:: Dataset excerpts

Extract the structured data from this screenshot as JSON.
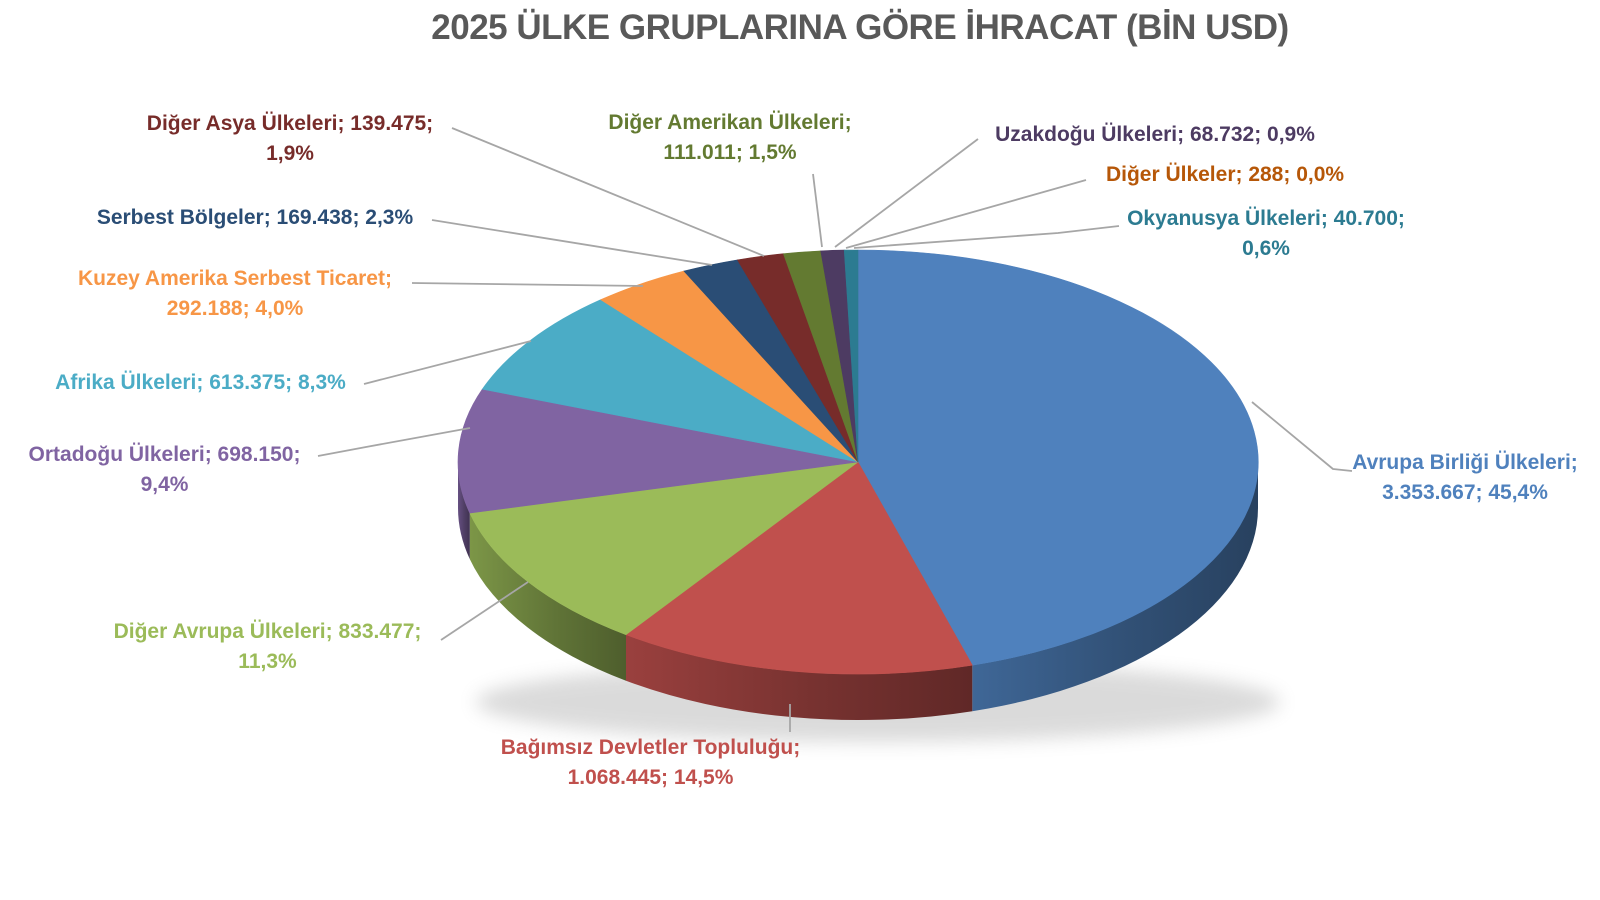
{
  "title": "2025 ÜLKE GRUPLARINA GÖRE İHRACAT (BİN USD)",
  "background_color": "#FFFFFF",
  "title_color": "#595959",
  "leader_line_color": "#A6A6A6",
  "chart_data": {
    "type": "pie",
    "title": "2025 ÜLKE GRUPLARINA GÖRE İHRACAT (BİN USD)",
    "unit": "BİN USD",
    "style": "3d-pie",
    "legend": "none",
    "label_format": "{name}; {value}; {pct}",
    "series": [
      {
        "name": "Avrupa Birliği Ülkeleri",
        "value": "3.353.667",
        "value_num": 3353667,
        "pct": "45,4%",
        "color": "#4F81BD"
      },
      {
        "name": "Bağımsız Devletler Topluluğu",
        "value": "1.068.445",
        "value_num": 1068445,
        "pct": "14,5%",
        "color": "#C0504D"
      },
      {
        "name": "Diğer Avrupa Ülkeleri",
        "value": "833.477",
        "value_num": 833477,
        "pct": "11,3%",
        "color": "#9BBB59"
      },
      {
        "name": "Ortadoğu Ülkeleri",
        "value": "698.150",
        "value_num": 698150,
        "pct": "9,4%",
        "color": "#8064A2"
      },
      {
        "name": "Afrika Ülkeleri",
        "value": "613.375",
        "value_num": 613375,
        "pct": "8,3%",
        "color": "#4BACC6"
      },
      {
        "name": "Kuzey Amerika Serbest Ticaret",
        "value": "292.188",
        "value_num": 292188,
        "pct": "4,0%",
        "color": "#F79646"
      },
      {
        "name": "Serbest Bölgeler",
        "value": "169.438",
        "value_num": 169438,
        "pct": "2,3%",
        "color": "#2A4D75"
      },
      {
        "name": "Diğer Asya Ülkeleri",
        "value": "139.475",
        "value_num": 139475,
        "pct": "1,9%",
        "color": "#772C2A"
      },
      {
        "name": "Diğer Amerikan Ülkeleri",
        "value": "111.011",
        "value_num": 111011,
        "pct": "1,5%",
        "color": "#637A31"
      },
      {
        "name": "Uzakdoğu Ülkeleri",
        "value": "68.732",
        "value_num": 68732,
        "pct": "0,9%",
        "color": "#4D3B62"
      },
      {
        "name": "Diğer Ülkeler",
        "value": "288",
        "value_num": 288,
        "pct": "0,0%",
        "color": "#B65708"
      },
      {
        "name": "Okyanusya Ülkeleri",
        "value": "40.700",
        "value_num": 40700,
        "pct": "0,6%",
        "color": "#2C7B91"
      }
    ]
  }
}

::::
:: Dataset excerpts

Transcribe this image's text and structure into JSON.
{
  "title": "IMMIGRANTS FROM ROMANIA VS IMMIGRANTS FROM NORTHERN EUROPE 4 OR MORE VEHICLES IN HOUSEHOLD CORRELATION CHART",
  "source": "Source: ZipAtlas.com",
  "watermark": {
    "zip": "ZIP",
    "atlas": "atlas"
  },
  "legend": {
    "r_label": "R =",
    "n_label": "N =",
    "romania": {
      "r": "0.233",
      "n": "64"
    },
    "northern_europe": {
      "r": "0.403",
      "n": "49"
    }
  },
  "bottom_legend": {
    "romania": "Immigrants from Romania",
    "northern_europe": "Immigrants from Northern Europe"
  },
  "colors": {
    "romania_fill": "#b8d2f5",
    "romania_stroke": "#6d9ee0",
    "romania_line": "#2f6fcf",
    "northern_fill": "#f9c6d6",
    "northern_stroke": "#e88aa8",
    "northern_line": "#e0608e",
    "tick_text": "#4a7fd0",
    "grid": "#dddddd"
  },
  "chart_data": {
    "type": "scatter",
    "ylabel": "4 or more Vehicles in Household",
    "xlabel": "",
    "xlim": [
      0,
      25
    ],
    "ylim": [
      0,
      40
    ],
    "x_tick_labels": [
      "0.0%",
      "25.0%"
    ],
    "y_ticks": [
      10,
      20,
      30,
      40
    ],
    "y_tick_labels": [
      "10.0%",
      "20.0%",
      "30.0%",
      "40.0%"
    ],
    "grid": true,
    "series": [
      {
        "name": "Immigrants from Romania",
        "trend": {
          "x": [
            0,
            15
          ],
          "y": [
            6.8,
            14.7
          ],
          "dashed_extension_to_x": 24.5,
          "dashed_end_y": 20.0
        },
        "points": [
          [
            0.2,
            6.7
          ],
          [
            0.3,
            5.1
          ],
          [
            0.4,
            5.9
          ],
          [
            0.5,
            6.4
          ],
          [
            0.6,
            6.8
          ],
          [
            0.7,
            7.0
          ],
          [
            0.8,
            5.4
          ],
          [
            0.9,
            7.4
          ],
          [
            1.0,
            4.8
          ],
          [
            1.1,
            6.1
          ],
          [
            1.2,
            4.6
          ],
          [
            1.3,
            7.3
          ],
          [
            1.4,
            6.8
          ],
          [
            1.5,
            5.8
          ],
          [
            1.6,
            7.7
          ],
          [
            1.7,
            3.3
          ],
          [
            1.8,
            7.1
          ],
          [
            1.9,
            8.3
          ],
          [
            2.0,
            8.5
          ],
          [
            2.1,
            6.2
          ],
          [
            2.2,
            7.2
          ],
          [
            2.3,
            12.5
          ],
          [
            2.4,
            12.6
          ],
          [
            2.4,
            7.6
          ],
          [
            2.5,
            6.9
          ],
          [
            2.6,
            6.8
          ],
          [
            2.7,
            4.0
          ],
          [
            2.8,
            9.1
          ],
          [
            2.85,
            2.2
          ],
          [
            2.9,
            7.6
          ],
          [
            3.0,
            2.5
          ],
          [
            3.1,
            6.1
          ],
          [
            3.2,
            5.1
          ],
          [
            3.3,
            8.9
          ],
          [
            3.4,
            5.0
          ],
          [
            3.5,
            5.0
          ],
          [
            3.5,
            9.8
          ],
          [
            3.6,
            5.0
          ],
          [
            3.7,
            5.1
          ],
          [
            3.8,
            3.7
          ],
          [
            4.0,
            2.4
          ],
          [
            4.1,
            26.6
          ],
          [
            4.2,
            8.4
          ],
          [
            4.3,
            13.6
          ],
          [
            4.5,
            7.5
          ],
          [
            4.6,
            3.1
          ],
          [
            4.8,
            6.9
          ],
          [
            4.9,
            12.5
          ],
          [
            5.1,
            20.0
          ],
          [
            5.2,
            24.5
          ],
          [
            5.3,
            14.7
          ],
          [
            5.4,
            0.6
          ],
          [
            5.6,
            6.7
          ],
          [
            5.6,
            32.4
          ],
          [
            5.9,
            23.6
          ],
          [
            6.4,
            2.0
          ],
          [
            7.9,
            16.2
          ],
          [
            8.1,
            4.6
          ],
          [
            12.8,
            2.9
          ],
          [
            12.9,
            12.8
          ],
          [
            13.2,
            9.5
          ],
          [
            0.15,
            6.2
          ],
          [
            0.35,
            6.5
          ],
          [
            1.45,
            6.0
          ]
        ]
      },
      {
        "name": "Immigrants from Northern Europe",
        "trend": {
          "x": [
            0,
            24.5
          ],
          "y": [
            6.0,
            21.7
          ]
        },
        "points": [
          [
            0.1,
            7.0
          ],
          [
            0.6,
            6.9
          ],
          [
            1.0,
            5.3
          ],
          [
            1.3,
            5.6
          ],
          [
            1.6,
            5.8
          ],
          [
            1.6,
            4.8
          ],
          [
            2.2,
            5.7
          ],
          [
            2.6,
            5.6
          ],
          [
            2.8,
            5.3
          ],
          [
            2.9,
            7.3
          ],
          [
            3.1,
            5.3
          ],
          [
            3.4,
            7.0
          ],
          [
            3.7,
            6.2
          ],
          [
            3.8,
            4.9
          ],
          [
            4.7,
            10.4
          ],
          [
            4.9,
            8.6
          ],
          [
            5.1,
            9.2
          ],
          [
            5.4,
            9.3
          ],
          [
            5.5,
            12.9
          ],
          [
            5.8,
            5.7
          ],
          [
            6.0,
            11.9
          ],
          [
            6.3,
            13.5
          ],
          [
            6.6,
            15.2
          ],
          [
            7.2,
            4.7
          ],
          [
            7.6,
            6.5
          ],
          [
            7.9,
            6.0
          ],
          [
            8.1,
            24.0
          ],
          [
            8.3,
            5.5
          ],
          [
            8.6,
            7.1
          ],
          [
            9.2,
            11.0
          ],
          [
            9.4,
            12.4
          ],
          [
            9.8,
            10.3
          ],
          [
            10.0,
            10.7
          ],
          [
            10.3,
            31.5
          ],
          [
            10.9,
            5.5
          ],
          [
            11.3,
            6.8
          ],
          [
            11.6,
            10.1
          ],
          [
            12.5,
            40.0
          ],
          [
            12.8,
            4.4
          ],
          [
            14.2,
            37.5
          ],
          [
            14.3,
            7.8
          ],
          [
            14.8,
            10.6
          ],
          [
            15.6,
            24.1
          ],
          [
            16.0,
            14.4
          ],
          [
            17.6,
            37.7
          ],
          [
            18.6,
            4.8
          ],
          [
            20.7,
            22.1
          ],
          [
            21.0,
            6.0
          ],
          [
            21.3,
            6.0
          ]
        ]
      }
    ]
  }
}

::::
:: Dataset excerpts

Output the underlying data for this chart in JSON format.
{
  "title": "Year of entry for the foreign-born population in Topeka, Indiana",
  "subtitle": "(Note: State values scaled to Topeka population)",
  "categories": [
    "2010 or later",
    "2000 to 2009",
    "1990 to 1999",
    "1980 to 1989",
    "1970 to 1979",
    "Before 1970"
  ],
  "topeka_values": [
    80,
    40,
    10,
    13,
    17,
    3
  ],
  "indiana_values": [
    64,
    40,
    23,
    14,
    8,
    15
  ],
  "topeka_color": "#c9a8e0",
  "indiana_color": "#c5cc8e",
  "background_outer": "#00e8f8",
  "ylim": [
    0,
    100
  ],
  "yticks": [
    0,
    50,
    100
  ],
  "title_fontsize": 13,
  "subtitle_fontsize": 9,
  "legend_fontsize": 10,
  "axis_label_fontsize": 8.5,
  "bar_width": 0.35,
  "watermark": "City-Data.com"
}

::::

• [What the task asks] Look over the material above and show each line where "Diğer" appears.

• [Finished task]
        "name": "Diğer Avrupa Ülkeleri",
        "name": "Diğer Asya Ülkeleri",
        "name": "Diğer Amerikan Ülkeleri",
        "name": "Diğer Ülkeler",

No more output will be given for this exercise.